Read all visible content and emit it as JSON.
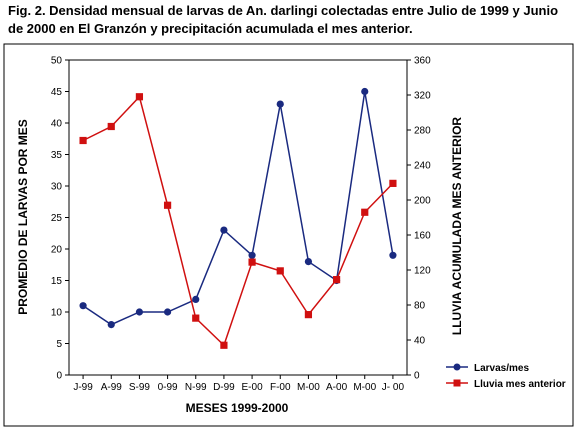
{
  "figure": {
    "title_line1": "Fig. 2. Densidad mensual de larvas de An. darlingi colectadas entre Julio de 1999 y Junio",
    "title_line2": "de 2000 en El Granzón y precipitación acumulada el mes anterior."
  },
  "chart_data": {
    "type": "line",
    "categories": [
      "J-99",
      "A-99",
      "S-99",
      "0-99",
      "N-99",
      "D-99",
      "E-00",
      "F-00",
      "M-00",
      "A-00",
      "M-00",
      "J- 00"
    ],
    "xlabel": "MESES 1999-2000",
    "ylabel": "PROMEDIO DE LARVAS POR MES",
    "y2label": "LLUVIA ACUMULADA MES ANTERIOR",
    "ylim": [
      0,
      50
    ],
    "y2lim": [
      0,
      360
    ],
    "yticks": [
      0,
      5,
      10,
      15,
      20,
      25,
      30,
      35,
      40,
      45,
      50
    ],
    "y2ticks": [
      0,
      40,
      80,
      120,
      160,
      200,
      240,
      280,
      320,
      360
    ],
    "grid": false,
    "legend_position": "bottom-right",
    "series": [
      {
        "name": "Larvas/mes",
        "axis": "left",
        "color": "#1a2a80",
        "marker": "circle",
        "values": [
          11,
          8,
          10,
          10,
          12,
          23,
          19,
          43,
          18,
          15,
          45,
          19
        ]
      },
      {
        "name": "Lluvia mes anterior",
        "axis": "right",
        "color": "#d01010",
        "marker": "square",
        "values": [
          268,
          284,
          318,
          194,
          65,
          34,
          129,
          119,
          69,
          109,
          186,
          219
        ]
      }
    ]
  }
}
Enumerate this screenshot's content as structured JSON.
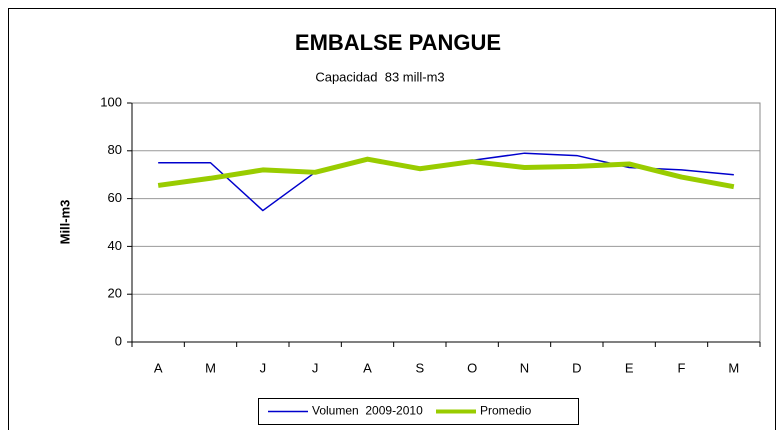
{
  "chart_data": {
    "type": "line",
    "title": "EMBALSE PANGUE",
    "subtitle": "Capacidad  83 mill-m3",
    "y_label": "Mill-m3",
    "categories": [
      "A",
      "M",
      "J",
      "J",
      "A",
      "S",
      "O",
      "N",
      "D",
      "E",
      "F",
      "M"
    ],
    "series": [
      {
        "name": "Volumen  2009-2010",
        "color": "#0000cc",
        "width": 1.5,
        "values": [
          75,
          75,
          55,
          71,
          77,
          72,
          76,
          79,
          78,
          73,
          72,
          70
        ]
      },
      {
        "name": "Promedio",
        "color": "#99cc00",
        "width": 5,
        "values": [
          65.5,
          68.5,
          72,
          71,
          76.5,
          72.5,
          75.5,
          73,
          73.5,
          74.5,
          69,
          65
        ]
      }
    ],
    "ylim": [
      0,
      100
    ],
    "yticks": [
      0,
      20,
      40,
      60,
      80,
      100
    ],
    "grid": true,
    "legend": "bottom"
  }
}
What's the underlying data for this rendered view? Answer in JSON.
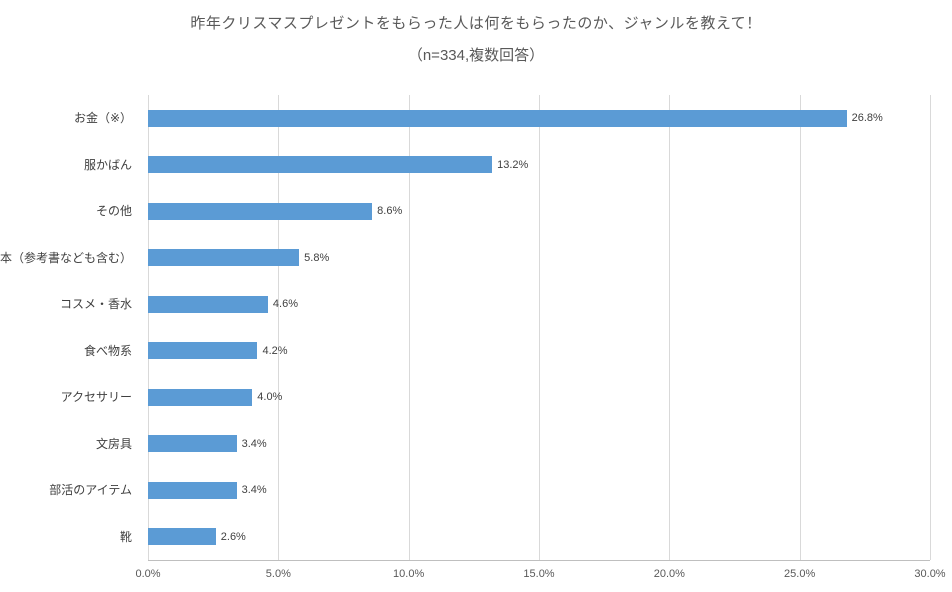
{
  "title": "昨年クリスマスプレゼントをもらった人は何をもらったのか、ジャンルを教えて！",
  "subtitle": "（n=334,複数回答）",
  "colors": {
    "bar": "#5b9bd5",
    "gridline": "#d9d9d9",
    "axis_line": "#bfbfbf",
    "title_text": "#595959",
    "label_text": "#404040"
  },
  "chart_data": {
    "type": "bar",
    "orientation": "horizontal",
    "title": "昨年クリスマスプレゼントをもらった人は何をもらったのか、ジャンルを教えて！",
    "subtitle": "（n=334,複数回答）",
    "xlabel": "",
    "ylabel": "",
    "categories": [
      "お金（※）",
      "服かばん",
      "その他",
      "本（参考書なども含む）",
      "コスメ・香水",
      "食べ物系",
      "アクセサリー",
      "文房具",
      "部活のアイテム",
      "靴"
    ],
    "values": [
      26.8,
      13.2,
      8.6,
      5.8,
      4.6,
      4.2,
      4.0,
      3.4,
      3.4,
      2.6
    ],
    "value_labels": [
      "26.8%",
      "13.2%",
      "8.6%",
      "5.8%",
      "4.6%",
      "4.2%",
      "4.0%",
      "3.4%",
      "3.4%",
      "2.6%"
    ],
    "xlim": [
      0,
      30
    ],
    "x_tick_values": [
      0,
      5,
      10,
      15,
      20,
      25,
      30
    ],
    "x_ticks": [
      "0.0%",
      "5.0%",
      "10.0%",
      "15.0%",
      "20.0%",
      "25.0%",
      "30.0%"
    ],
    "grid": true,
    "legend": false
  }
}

---

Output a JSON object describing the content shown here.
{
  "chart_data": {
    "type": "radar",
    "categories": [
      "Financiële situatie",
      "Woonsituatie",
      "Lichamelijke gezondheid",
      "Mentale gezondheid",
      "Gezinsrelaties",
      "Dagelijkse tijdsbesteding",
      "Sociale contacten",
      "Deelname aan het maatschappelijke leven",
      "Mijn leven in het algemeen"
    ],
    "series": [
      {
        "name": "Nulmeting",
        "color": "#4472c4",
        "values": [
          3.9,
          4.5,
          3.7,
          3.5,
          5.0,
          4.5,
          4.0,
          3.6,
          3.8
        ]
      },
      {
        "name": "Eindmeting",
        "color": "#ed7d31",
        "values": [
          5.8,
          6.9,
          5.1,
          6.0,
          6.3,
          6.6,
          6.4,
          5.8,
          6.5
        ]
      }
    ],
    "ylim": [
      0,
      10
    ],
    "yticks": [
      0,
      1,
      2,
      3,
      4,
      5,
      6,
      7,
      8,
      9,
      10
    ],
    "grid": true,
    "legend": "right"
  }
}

==

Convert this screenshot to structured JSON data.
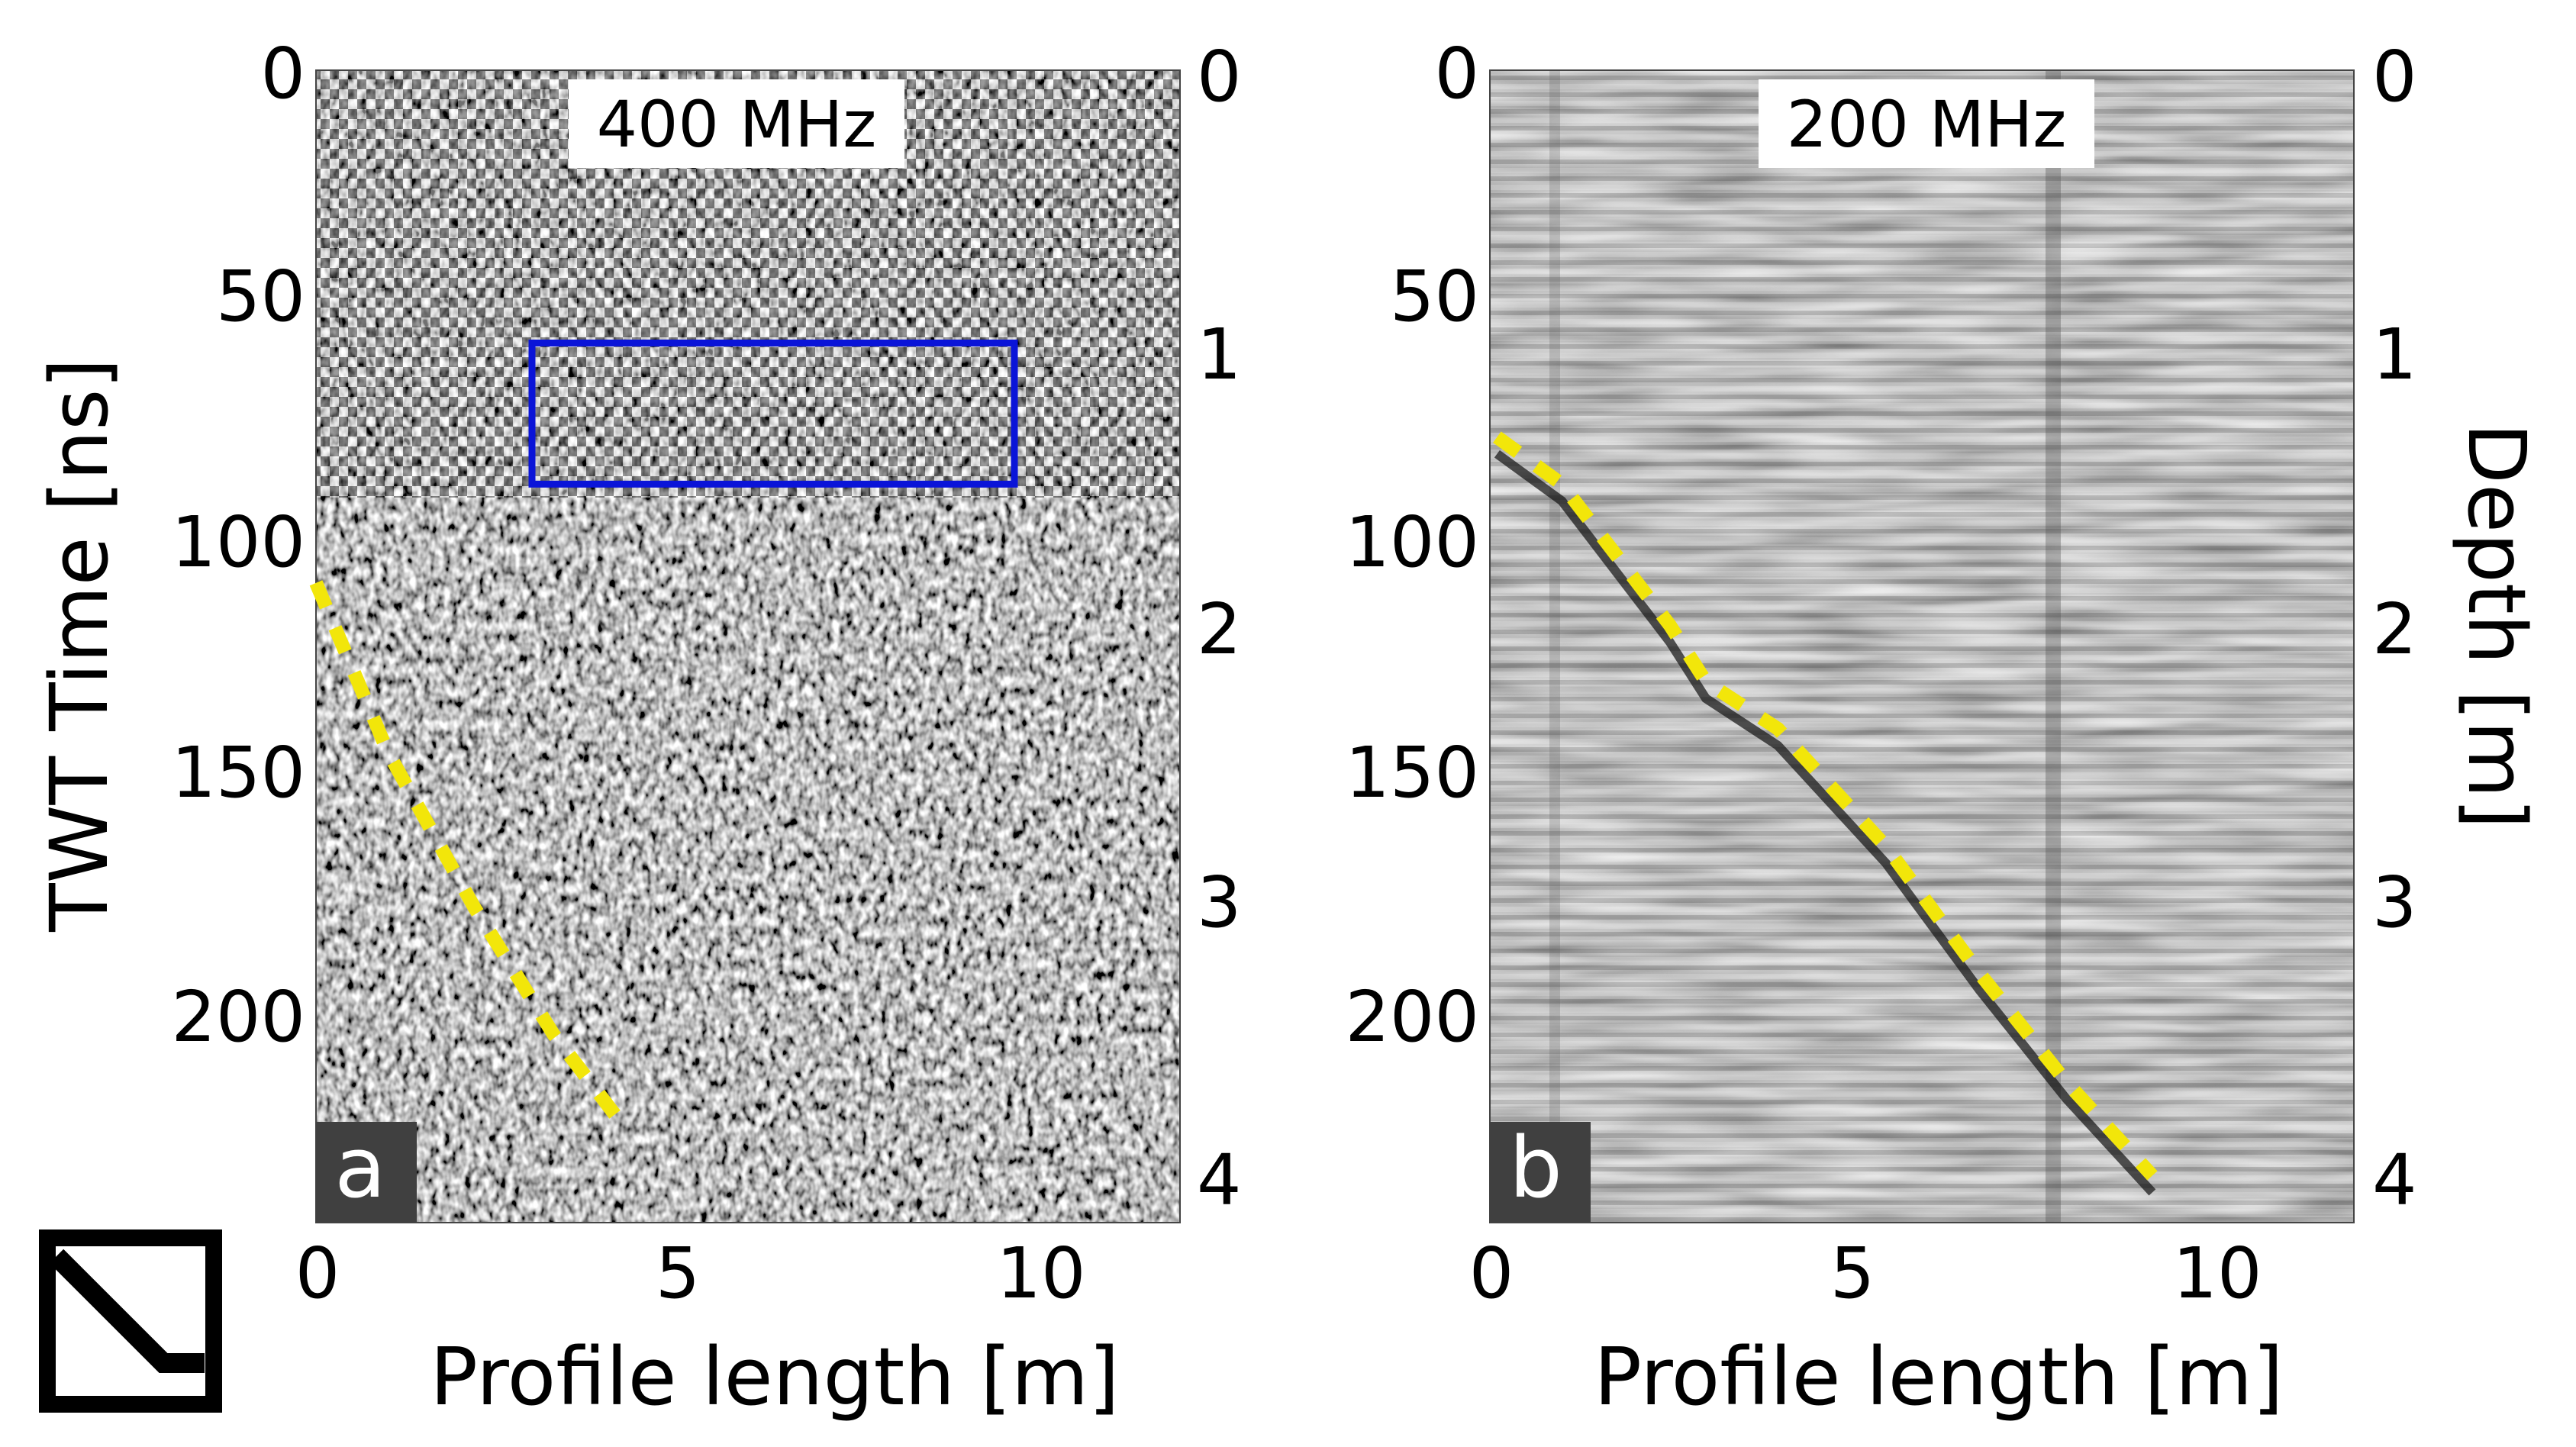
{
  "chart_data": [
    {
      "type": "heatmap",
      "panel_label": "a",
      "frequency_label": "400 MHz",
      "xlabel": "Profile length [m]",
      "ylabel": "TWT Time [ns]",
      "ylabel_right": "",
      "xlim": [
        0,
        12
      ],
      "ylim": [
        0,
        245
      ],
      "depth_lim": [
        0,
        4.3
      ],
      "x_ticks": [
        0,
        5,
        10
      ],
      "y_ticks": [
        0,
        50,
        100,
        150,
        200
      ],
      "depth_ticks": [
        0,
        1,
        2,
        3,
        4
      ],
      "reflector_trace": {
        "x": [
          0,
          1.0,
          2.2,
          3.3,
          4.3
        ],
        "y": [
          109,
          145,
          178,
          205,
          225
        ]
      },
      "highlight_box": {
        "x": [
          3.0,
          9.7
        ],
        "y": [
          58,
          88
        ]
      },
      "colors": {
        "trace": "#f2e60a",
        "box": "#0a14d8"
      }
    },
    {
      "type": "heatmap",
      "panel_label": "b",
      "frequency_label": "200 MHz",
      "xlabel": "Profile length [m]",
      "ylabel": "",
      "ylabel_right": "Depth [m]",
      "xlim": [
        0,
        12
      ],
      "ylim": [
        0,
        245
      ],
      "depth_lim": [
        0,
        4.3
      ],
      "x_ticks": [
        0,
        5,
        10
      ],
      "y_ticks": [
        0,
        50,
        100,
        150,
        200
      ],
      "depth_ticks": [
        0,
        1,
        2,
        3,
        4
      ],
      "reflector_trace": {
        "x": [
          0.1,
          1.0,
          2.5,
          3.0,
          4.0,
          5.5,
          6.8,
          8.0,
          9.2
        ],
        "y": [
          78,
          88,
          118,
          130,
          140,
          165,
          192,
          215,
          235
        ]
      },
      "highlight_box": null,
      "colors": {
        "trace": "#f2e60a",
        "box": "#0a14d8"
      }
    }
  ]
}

◆ Exercise brief ◆
Of the lines in the data above, how many contain the word "this"? Give only that figure.

◆ Correct answer ◆
3